▸ **WHAT IS EXPECTED**: Extract all records. Keep each one exact.

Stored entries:
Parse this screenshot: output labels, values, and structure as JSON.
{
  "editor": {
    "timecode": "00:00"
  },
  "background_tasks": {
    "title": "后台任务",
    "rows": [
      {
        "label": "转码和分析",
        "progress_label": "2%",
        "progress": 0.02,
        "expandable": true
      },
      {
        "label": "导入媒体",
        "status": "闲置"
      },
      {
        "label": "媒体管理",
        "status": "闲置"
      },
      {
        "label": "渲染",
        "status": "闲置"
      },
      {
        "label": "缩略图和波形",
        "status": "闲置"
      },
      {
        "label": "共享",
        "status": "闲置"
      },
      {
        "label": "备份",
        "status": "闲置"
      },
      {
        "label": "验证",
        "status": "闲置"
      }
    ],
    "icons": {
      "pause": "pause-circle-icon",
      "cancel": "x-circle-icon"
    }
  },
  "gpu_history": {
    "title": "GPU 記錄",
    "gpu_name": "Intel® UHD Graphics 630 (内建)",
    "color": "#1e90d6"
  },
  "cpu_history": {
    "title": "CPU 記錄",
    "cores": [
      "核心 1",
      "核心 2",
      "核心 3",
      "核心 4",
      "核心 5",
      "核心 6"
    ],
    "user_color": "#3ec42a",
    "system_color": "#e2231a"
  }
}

▸ **TASK ANSWER**:
Parse this screenshot: output labels, values, and structure as JSON.
{
  "editor": {
    "timecode": "00:00"
  },
  "background_tasks": {
    "title": "后台任务",
    "rows": [
      {
        "label": "转码和分析",
        "progress_label": "2%",
        "progress": 0.02,
        "expandable": true
      },
      {
        "label": "导入媒体",
        "status": "闲置"
      },
      {
        "label": "媒体管理",
        "status": "闲置"
      },
      {
        "label": "渲染",
        "status": "闲置"
      },
      {
        "label": "缩略图和波形",
        "status": "闲置"
      },
      {
        "label": "共享",
        "status": "闲置"
      },
      {
        "label": "备份",
        "status": "闲置"
      },
      {
        "label": "验证",
        "status": "闲置"
      }
    ],
    "icons": {
      "pause": "pause-circle-icon",
      "cancel": "x-circle-icon"
    }
  },
  "gpu_history": {
    "title": "GPU 記錄",
    "gpu_name": "Intel® UHD Graphics 630 (内建)",
    "color": "#1e90d6"
  },
  "cpu_history": {
    "title": "CPU 記錄",
    "cores": [
      "核心 1",
      "核心 2",
      "核心 3",
      "核心 4",
      "核心 5",
      "核心 6"
    ],
    "user_color": "#3ec42a",
    "system_color": "#e2231a"
  }
}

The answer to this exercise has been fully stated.